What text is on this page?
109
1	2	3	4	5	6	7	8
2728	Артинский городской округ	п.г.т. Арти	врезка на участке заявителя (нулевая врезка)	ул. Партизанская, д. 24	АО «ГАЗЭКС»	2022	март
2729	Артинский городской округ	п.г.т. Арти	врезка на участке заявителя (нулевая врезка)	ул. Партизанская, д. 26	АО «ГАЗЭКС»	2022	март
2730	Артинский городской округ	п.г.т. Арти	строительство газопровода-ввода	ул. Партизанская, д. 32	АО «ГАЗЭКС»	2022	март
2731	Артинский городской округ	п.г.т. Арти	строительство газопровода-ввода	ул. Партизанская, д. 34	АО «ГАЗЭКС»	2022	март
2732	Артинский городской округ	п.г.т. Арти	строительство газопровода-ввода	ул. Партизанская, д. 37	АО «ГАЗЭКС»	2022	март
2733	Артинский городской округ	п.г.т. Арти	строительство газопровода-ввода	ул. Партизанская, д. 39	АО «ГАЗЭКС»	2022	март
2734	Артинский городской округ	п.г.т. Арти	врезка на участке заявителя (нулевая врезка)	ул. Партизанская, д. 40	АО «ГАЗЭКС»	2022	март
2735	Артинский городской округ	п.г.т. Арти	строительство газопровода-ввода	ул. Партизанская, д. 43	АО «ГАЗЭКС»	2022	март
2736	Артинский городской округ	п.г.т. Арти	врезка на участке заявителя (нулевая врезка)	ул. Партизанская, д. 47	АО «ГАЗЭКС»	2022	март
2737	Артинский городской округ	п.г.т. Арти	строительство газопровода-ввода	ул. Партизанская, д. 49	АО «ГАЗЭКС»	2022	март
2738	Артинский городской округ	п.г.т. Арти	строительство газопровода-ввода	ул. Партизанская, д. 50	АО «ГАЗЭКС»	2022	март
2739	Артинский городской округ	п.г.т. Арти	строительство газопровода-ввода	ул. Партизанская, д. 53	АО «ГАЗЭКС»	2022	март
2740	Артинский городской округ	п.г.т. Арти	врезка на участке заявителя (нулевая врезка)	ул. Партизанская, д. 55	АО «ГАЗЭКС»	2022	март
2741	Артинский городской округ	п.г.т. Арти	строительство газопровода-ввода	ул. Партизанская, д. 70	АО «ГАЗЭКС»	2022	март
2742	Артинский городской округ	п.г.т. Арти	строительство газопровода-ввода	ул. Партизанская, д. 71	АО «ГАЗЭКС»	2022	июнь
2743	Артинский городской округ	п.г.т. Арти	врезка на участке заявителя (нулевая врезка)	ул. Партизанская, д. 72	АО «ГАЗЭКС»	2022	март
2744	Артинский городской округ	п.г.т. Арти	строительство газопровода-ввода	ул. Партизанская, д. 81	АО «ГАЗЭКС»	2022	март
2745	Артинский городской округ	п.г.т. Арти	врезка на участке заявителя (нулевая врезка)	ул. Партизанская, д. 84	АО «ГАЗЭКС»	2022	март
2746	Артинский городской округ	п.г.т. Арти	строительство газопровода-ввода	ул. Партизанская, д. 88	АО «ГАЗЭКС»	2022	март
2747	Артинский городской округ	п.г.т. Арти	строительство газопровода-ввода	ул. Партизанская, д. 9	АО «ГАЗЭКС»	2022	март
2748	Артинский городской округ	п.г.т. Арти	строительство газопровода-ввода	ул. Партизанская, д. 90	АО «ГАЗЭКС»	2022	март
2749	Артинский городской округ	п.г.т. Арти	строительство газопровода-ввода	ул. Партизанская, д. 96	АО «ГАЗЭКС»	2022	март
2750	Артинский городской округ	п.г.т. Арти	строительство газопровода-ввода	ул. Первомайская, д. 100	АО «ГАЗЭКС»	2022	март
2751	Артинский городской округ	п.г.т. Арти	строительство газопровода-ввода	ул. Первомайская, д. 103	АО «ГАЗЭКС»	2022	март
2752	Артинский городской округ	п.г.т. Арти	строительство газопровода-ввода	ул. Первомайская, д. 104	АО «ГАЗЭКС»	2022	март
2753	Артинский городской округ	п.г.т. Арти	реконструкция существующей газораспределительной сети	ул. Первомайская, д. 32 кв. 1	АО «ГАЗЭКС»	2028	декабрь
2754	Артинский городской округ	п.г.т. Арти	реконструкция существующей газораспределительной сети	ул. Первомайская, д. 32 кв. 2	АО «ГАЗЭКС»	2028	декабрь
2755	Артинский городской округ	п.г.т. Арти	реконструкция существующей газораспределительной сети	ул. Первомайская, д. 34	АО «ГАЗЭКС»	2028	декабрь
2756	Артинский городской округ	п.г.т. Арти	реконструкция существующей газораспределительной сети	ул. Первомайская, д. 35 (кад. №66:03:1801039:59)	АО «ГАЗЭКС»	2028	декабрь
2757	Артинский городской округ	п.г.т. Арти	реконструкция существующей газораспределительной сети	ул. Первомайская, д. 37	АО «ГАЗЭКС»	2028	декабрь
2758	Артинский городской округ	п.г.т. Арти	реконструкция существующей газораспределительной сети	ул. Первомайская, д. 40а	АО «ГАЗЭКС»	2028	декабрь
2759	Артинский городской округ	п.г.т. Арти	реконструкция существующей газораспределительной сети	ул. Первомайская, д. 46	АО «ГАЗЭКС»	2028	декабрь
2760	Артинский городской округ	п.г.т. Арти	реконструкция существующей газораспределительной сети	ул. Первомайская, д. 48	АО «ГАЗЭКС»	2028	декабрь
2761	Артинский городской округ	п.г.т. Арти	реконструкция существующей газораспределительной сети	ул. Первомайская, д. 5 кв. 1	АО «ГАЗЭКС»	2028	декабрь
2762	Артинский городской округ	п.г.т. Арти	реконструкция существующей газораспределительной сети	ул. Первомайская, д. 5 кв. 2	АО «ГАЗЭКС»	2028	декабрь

WRITTEN EXERCISE
Repeat every record, exactly as written.

CORRECT OUTPUT
What text is on this page?
109
1	2	3	4	5	6	7	8
2728	Артинский городской округ	п.г.т. Арти	врезка на участке заявителя (нулевая врезка)	ул. Партизанская, д. 24	АО «ГАЗЭКС»	2022	март
2729	Артинский городской округ	п.г.т. Арти	врезка на участке заявителя (нулевая врезка)	ул. Партизанская, д. 26	АО «ГАЗЭКС»	2022	март
2730	Артинский городской округ	п.г.т. Арти	строительство газопровода-ввода	ул. Партизанская, д. 32	АО «ГАЗЭКС»	2022	март
2731	Артинский городской округ	п.г.т. Арти	строительство газопровода-ввода	ул. Партизанская, д. 34	АО «ГАЗЭКС»	2022	март
2732	Артинский городской округ	п.г.т. Арти	строительство газопровода-ввода	ул. Партизанская, д. 37	АО «ГАЗЭКС»	2022	март
2733	Артинский городской округ	п.г.т. Арти	строительство газопровода-ввода	ул. Партизанская, д. 39	АО «ГАЗЭКС»	2022	март
2734	Артинский городской округ	п.г.т. Арти	врезка на участке заявителя (нулевая врезка)	ул. Партизанская, д. 40	АО «ГАЗЭКС»	2022	март
2735	Артинский городской округ	п.г.т. Арти	строительство газопровода-ввода	ул. Партизанская, д. 43	АО «ГАЗЭКС»	2022	март
2736	Артинский городской округ	п.г.т. Арти	врезка на участке заявителя (нулевая врезка)	ул. Партизанская, д. 47	АО «ГАЗЭКС»	2022	март
2737	Артинский городской округ	п.г.т. Арти	строительство газопровода-ввода	ул. Партизанская, д. 49	АО «ГАЗЭКС»	2022	март
2738	Артинский городской округ	п.г.т. Арти	строительство газопровода-ввода	ул. Партизанская, д. 50	АО «ГАЗЭКС»	2022	март
2739	Артинский городской округ	п.г.т. Арти	строительство газопровода-ввода	ул. Партизанская, д. 53	АО «ГАЗЭКС»	2022	март
2740	Артинский городской округ	п.г.т. Арти	врезка на участке заявителя (нулевая врезка)	ул. Партизанская, д. 55	АО «ГАЗЭКС»	2022	март
2741	Артинский городской округ	п.г.т. Арти	строительство газопровода-ввода	ул. Партизанская, д. 70	АО «ГАЗЭКС»	2022	март
2742	Артинский городской округ	п.г.т. Арти	строительство газопровода-ввода	ул. Партизанская, д. 71	АО «ГАЗЭКС»	2022	июнь
2743	Артинский городской округ	п.г.т. Арти	врезка на участке заявителя (нулевая врезка)	ул. Партизанская, д. 72	АО «ГАЗЭКС»	2022	март
2744	Артинский городской округ	п.г.т. Арти	строительство газопровода-ввода	ул. Партизанская, д. 81	АО «ГАЗЭКС»	2022	март
2745	Артинский городской округ	п.г.т. Арти	врезка на участке заявителя (нулевая врезка)	ул. Партизанская, д. 84	АО «ГАЗЭКС»	2022	март
2746	Артинский городской округ	п.г.т. Арти	строительство газопровода-ввода	ул. Партизанская, д. 88	АО «ГАЗЭКС»	2022	март
2747	Артинский городской округ	п.г.т. Арти	строительство газопровода-ввода	ул. Партизанская, д. 9	АО «ГАЗЭКС»	2022	март
2748	Артинский городской округ	п.г.т. Арти	строительство газопровода-ввода	ул. Партизанская, д. 90	АО «ГАЗЭКС»	2022	март
2749	Артинский городской округ	п.г.т. Арти	строительство газопровода-ввода	ул. Партизанская, д. 96	АО «ГАЗЭКС»	2022	март
2750	Артинский городской округ	п.г.т. Арти	строительство газопровода-ввода	ул. Первомайская, д. 100	АО «ГАЗЭКС»	2022	март
2751	Артинский городской округ	п.г.т. Арти	строительство газопровода-ввода	ул. Первомайская, д. 103	АО «ГАЗЭКС»	2022	март
2752	Артинский городской округ	п.г.т. Арти	строительство газопровода-ввода	ул. Первомайская, д. 104	АО «ГАЗЭКС»	2022	март
2753	Артинский городской округ	п.г.т. Арти	реконструкция существующей газораспределительной сети	ул. Первомайская, д. 32 кв. 1	АО «ГАЗЭКС»	2028	декабрь
2754	Артинский городской округ	п.г.т. Арти	реконструкция существующей газораспределительной сети	ул. Первомайская, д. 32 кв. 2	АО «ГАЗЭКС»	2028	декабрь
2755	Артинский городской округ	п.г.т. Арти	реконструкция существующей газораспределительной сети	ул. Первомайская, д. 34	АО «ГАЗЭКС»	2028	декабрь
2756	Артинский городской округ	п.г.т. Арти	реконструкция существующей газораспределительной сети	ул. Первомайская, д. 35 (кад. №66:03:1801039:59)	АО «ГАЗЭКС»	2028	декабрь
2757	Артинский городской округ	п.г.т. Арти	реконструкция существующей газораспределительной сети	ул. Первомайская, д. 37	АО «ГАЗЭКС»	2028	декабрь
2758	Артинский городской округ	п.г.т. Арти	реконструкция существующей газораспределительной сети	ул. Первомайская, д. 40а	АО «ГАЗЭКС»	2028	декабрь
2759	Артинский городской округ	п.г.т. Арти	реконструкция существующей газораспределительной сети	ул. Первомайская, д. 46	АО «ГАЗЭКС»	2028	декабрь
2760	Артинский городской округ	п.г.т. Арти	реконструкция существующей газораспределительной сети	ул. Первомайская, д. 48	АО «ГАЗЭКС»	2028	декабрь
2761	Артинский городской округ	п.г.т. Арти	реконструкция существующей газораспределительной сети	ул. Первомайская, д. 5 кв. 1	АО «ГАЗЭКС»	2028	декабрь
2762	Артинский городской округ	п.г.т. Арти	реконструкция существующей газораспределительной сети	ул. Первомайская, д. 5 кв. 2	АО «ГАЗЭКС»	2028	декабрь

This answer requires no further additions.